Work to do = Tally the lines that contain the string "supervision" and give the number by itself.

/---

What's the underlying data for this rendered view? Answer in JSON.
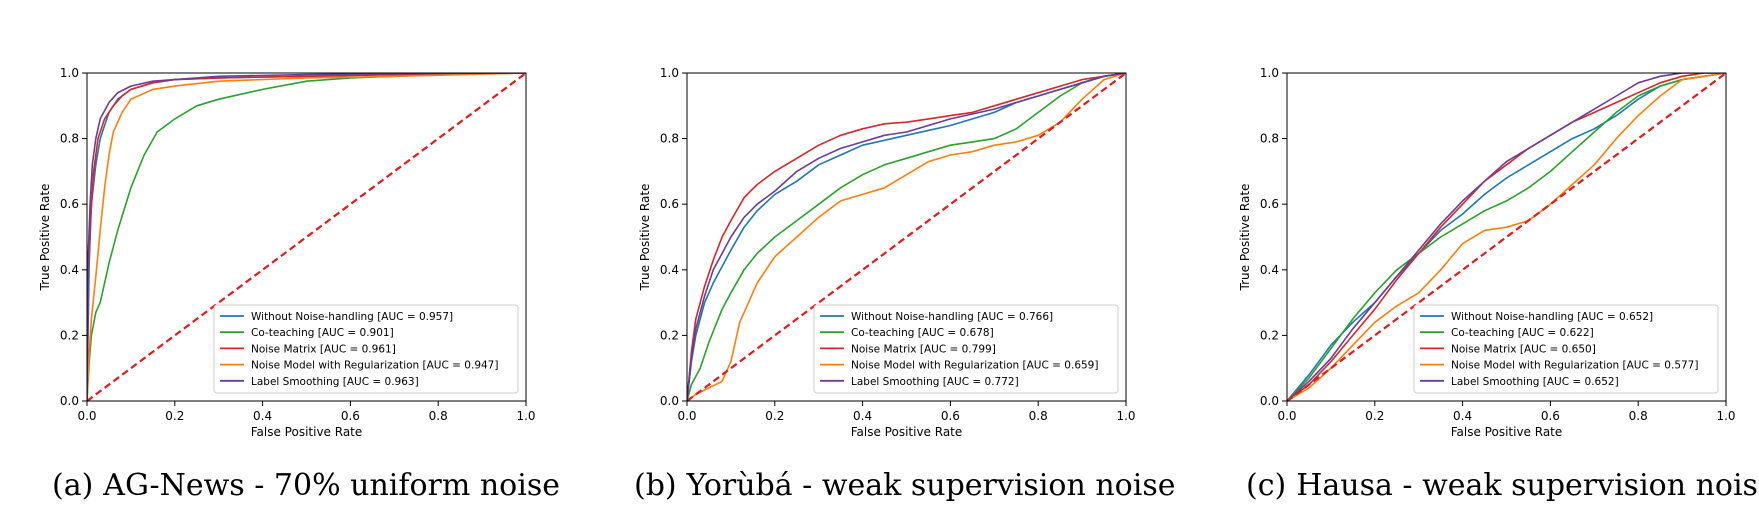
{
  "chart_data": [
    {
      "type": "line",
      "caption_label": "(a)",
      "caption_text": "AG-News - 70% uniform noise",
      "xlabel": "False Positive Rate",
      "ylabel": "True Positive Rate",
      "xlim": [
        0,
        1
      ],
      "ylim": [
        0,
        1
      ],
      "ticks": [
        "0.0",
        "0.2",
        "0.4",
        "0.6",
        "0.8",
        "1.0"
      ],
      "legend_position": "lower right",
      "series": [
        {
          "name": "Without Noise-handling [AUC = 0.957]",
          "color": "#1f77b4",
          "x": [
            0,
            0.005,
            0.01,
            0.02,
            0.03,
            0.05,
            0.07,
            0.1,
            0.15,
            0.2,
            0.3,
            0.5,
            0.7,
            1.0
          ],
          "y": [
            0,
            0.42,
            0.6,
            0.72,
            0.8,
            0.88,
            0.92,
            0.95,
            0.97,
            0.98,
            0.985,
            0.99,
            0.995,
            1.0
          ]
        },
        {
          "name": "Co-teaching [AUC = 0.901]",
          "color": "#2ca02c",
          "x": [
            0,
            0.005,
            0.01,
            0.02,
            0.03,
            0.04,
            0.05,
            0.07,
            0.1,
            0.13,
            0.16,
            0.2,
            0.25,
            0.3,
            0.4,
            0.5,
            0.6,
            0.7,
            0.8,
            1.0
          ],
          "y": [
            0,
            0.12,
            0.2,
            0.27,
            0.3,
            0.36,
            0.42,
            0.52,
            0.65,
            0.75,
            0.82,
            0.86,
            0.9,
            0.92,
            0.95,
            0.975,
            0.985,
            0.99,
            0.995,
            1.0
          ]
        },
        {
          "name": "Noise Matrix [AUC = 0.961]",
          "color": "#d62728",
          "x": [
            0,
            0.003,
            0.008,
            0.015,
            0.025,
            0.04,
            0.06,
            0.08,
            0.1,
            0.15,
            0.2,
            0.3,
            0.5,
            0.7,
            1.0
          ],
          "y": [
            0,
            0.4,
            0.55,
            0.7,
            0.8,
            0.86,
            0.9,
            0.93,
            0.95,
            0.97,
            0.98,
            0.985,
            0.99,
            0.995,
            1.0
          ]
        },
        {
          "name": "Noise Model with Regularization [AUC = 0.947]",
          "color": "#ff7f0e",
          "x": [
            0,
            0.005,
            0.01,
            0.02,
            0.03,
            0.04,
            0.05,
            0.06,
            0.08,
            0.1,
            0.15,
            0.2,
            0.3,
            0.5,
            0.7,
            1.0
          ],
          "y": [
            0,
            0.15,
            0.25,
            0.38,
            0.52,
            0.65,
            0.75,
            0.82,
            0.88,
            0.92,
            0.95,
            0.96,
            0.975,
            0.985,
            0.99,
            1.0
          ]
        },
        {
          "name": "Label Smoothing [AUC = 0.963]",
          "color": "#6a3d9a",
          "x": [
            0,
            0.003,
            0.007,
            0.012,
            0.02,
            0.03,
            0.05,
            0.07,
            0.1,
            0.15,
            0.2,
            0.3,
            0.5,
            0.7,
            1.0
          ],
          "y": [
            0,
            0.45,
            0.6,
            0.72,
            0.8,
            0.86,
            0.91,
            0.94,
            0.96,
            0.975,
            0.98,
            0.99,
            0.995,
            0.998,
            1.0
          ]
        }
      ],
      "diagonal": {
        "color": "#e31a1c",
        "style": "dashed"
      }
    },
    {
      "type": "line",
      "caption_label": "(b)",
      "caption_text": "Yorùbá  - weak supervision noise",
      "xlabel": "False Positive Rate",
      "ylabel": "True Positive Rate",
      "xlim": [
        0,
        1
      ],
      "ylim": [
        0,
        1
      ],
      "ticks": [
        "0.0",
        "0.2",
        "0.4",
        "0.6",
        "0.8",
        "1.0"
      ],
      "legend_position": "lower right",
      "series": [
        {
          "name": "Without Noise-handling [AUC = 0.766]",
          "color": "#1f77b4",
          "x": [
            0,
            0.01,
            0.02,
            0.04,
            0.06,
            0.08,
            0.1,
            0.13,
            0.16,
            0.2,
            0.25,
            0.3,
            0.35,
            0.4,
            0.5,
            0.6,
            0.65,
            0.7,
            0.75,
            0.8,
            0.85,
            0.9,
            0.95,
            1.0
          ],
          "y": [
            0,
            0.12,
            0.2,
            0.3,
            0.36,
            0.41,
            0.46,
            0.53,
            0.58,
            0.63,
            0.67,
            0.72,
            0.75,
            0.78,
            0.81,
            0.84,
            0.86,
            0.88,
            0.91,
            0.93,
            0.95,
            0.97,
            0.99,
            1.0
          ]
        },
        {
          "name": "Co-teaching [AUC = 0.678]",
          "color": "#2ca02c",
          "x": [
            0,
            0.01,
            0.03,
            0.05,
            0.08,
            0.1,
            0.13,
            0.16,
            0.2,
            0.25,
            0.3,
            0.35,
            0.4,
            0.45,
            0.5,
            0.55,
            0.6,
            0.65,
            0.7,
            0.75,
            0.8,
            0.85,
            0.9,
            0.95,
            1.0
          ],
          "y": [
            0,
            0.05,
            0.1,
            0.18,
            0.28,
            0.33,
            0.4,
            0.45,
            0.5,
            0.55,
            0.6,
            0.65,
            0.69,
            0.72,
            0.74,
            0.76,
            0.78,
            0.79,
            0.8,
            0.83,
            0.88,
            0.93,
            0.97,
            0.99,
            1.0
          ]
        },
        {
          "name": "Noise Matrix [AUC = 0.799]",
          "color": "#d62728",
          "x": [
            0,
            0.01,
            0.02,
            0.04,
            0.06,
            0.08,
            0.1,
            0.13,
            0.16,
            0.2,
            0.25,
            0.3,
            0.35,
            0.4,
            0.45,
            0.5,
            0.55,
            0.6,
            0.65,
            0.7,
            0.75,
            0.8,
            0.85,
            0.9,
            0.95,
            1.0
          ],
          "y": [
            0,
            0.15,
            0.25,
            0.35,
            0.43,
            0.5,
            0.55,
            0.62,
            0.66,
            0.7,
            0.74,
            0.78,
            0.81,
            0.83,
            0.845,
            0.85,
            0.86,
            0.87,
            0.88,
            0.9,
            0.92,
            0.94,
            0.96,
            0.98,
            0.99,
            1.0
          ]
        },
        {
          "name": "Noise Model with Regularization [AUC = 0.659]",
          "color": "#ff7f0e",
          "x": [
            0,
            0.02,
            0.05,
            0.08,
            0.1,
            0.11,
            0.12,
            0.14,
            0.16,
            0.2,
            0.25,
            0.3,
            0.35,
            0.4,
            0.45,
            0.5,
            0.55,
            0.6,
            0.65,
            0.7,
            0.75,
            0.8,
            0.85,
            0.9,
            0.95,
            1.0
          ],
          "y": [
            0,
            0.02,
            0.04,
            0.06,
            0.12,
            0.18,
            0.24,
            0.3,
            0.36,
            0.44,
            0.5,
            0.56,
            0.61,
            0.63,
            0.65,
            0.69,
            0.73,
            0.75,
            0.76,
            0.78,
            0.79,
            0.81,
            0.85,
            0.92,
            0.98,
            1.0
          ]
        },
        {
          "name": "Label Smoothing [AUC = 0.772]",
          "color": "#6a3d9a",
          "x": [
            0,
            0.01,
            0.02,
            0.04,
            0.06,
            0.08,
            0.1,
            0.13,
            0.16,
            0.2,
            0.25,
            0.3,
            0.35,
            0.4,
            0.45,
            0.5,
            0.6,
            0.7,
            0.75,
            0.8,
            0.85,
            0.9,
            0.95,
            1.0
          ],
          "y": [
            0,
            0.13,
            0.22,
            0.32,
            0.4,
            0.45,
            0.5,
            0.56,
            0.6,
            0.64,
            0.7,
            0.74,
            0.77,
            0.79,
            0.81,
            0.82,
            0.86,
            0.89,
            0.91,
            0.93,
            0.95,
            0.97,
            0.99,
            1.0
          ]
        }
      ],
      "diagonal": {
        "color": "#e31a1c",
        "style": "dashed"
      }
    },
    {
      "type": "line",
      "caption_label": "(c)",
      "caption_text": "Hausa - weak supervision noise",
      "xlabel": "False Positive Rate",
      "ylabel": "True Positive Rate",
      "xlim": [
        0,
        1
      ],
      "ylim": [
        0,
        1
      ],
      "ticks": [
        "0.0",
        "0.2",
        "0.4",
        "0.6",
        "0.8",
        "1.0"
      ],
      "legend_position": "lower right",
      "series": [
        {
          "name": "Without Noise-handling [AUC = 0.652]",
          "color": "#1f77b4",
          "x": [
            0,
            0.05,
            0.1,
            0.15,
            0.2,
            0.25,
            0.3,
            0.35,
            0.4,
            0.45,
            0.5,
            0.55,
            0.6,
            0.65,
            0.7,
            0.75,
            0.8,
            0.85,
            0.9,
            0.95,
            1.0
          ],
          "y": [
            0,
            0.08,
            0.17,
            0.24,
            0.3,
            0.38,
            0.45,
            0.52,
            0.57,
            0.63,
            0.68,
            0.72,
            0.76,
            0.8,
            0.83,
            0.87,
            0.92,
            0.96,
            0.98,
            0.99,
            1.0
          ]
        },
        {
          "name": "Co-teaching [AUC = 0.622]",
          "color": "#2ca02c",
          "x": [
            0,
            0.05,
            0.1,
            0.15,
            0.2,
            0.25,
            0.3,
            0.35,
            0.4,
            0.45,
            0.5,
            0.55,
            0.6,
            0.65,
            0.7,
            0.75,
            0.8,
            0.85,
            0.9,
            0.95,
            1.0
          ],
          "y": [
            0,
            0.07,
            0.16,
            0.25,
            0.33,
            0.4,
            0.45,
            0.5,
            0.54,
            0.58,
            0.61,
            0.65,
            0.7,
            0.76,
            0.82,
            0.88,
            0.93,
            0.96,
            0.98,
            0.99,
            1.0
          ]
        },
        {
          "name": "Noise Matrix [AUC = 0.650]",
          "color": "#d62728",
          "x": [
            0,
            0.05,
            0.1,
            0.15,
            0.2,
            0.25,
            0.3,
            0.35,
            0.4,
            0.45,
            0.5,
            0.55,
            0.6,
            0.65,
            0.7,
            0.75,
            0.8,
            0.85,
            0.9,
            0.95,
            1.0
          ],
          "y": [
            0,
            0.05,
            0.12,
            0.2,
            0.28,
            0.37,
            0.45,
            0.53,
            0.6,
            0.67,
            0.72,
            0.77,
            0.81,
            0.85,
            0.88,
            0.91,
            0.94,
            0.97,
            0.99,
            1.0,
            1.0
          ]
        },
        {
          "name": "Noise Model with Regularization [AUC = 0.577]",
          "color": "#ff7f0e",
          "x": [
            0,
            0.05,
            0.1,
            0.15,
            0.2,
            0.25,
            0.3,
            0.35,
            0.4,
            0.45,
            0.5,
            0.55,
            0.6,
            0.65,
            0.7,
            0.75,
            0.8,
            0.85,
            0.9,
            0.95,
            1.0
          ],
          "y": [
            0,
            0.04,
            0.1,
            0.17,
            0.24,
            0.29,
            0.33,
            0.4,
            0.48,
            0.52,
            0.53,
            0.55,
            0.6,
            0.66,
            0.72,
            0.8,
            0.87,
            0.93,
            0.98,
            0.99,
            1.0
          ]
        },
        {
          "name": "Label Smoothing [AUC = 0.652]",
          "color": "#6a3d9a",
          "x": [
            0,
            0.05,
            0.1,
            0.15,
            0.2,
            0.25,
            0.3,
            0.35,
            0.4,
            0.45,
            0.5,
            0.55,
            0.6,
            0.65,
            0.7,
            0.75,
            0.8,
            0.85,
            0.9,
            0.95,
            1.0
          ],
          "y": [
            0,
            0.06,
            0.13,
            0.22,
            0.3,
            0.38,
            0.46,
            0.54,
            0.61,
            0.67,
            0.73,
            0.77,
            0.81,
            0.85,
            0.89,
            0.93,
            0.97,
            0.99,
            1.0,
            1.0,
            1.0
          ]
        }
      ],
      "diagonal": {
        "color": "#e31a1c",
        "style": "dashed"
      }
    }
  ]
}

\---

Response to the exercise = 2